=== Supplied data ===
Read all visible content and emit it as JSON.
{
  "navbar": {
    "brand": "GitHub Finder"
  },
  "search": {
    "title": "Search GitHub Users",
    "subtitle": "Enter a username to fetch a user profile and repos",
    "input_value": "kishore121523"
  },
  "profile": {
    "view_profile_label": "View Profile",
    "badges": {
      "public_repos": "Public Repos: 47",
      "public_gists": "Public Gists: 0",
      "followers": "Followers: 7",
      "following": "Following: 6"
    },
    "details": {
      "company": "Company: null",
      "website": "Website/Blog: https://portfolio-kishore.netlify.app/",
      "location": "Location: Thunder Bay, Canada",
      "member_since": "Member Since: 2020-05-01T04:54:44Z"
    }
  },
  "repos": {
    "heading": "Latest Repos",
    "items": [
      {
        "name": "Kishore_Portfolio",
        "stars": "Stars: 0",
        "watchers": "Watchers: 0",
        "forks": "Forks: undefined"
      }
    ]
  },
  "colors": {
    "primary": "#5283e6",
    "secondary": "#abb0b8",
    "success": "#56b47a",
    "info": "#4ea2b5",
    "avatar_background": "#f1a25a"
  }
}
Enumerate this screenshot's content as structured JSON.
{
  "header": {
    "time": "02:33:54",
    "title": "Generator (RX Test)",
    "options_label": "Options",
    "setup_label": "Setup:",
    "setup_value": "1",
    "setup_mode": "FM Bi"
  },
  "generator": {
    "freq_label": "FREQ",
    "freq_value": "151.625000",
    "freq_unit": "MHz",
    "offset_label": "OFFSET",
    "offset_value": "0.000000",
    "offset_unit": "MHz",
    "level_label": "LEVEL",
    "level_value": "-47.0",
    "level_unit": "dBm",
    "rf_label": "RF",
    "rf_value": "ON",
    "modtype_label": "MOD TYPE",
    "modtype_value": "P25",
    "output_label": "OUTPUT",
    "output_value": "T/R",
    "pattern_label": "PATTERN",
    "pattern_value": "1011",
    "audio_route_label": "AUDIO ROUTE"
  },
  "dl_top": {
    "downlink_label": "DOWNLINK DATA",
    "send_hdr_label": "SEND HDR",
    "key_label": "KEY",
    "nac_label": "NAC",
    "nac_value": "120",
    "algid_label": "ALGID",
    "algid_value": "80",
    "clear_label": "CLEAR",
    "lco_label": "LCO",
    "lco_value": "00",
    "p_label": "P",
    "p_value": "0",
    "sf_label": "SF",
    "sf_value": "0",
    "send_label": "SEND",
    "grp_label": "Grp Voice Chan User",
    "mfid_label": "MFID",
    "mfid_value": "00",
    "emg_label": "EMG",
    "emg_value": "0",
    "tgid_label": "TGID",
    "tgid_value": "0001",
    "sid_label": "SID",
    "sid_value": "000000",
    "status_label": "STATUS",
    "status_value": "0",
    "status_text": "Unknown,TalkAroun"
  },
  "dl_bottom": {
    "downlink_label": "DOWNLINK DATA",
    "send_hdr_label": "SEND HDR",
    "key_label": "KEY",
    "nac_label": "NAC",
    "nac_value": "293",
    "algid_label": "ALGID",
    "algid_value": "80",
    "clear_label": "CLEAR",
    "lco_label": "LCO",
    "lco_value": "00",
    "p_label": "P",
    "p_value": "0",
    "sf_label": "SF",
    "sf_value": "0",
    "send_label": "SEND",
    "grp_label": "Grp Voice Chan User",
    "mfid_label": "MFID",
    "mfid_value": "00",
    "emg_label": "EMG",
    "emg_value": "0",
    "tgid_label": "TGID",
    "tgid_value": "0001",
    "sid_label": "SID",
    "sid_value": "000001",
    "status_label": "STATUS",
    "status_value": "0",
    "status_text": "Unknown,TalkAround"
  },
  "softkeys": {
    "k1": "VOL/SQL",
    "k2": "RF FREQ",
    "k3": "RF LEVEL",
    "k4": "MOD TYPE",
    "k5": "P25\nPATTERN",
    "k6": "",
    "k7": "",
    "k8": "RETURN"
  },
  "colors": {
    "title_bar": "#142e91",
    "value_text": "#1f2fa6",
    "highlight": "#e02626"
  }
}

=== The task ===
Go through the data and return every record exactly.

=== Output for this task ===
Read all visible content and emit it as JSON.
{
  "navbar": {
    "brand": "GitHub Finder"
  },
  "search": {
    "title": "Search GitHub Users",
    "subtitle": "Enter a username to fetch a user profile and repos",
    "input_value": "kishore121523"
  },
  "profile": {
    "view_profile_label": "View Profile",
    "badges": {
      "public_repos": "Public Repos: 47",
      "public_gists": "Public Gists: 0",
      "followers": "Followers: 7",
      "following": "Following: 6"
    },
    "details": {
      "company": "Company: null",
      "website": "Website/Blog: https://portfolio-kishore.netlify.app/",
      "location": "Location: Thunder Bay, Canada",
      "member_since": "Member Since: 2020-05-01T04:54:44Z"
    }
  },
  "repos": {
    "heading": "Latest Repos",
    "items": [
      {
        "name": "Kishore_Portfolio",
        "stars": "Stars: 0",
        "watchers": "Watchers: 0",
        "forks": "Forks: undefined"
      }
    ]
  },
  "colors": {
    "primary": "#5283e6",
    "secondary": "#abb0b8",
    "success": "#56b47a",
    "info": "#4ea2b5",
    "avatar_background": "#f1a25a"
  }
}
Enumerate this screenshot's content as structured JSON.
{
  "header": {
    "time": "02:33:54",
    "title": "Generator (RX Test)",
    "options_label": "Options",
    "setup_label": "Setup:",
    "setup_value": "1",
    "setup_mode": "FM Bi"
  },
  "generator": {
    "freq_label": "FREQ",
    "freq_value": "151.625000",
    "freq_unit": "MHz",
    "offset_label": "OFFSET",
    "offset_value": "0.000000",
    "offset_unit": "MHz",
    "level_label": "LEVEL",
    "level_value": "-47.0",
    "level_unit": "dBm",
    "rf_label": "RF",
    "rf_value": "ON",
    "modtype_label": "MOD TYPE",
    "modtype_value": "P25",
    "output_label": "OUTPUT",
    "output_value": "T/R",
    "pattern_label": "PATTERN",
    "pattern_value": "1011",
    "audio_route_label": "AUDIO ROUTE"
  },
  "dl_top": {
    "downlink_label": "DOWNLINK DATA",
    "send_hdr_label": "SEND HDR",
    "key_label": "KEY",
    "nac_label": "NAC",
    "nac_value": "120",
    "algid_label": "ALGID",
    "algid_value": "80",
    "clear_label": "CLEAR",
    "lco_label": "LCO",
    "lco_value": "00",
    "p_label": "P",
    "p_value": "0",
    "sf_label": "SF",
    "sf_value": "0",
    "send_label": "SEND",
    "grp_label": "Grp Voice Chan User",
    "mfid_label": "MFID",
    "mfid_value": "00",
    "emg_label": "EMG",
    "emg_value": "0",
    "tgid_label": "TGID",
    "tgid_value": "0001",
    "sid_label": "SID",
    "sid_value": "000000",
    "status_label": "STATUS",
    "status_value": "0",
    "status_text": "Unknown,TalkAroun"
  },
  "dl_bottom": {
    "downlink_label": "DOWNLINK DATA",
    "send_hdr_label": "SEND HDR",
    "key_label": "KEY",
    "nac_label": "NAC",
    "nac_value": "293",
    "algid_label": "ALGID",
    "algid_value": "80",
    "clear_label": "CLEAR",
    "lco_label": "LCO",
    "lco_value": "00",
    "p_label": "P",
    "p_value": "0",
    "sf_label": "SF",
    "sf_value": "0",
    "send_label": "SEND",
    "grp_label": "Grp Voice Chan User",
    "mfid_label": "MFID",
    "mfid_value": "00",
    "emg_label": "EMG",
    "emg_value": "0",
    "tgid_label": "TGID",
    "tgid_value": "0001",
    "sid_label": "SID",
    "sid_value": "000001",
    "status_label": "STATUS",
    "status_value": "0",
    "status_text": "Unknown,TalkAround"
  },
  "softkeys": {
    "k1": "VOL/SQL",
    "k2": "RF FREQ",
    "k3": "RF LEVEL",
    "k4": "MOD TYPE",
    "k5": "P25\nPATTERN",
    "k6": "",
    "k7": "",
    "k8": "RETURN"
  },
  "colors": {
    "title_bar": "#142e91",
    "value_text": "#1f2fa6",
    "highlight": "#e02626"
  }
}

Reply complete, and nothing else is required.